Task: Copy out all lines carrying the word "this".

»»

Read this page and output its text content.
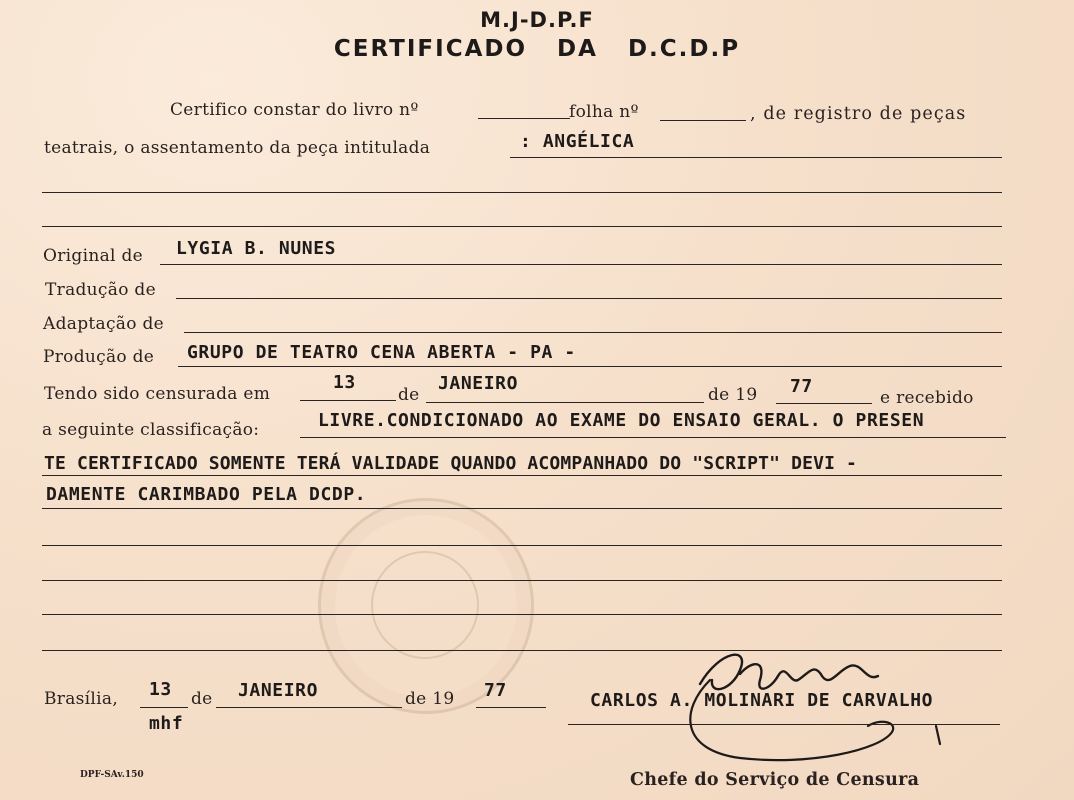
M.J-D.P.F
CERTIFICADO   DA   D.C.D.P
Certifico constar do livro nº	folha nº	, de registro de peças
teatrais, o assentamento da peça intitulada	: ANGÉLICA
Original de LYGIA B. NUNES
Tradução de
Adaptação de
Produção de GRUPO DE TEATRO CENA ABERTA - PA -
Tendo sido censurada em
13
de
JANEIRO
de 19 77
e recebido
a seguinte classificação:	LIVRE.CONDICIONADO AO EXAME DO ENSAIO GERAL. O PRESEN
TE CERTIFICADO SOMENTE TERÁ VALIDADE QUANDO ACOMPANHADO DO "SCRIPT" DEVI -
DAMENTE CARIMBADO PELA DCDP.
Brasília, 13 de JANEIRO	de 19 77
mhf
CARLOS A. MOLINARI DE CARVALHO
Chefe do Serviço de Censura
DPF-SAv.150
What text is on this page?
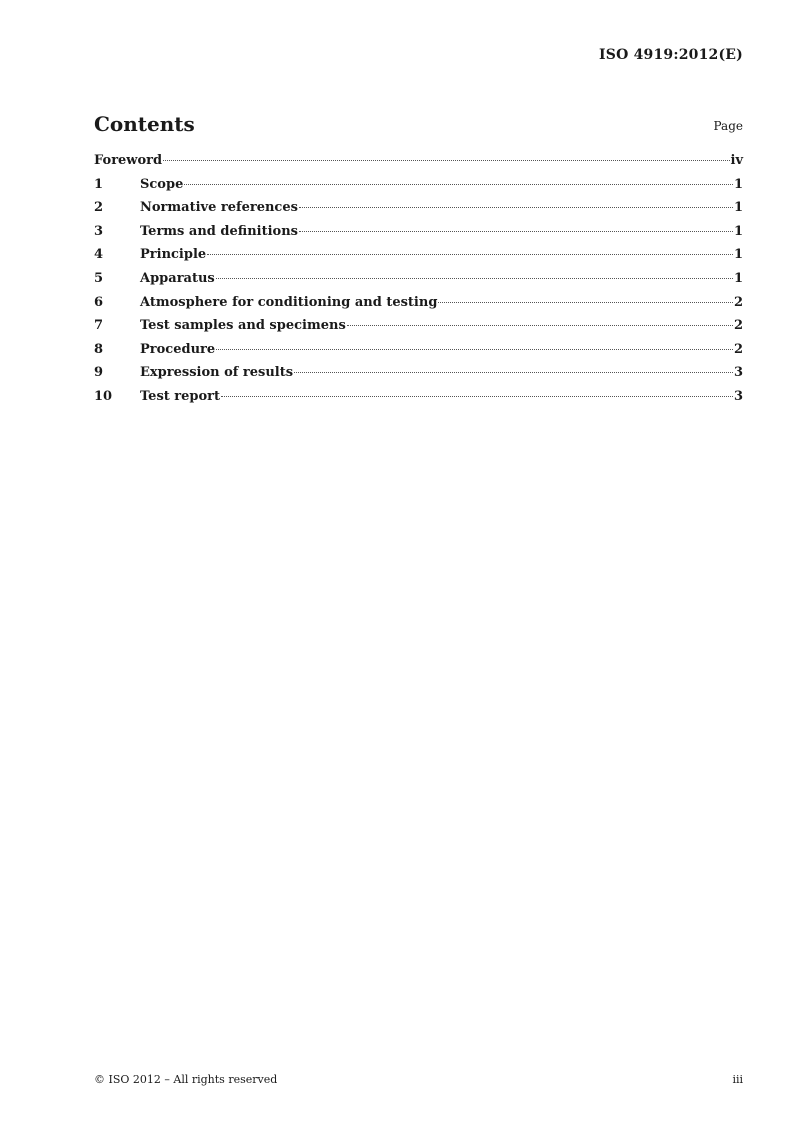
ISO 4919:2012(E)
Contents	Page
Foreword	iv
1	Scope	1
2	Normative references	1
3	Terms and definitions	1
4	Principle	1
5	Apparatus	1
6	Atmosphere for conditioning and testing	2
7	Test samples and specimens	2
8	Procedure	2
9	Expression of results	3
10	Test report	3
© ISO 2012 – All rights reserved	iii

««

The reply:
Read this page and output its text content.
What text is on this page?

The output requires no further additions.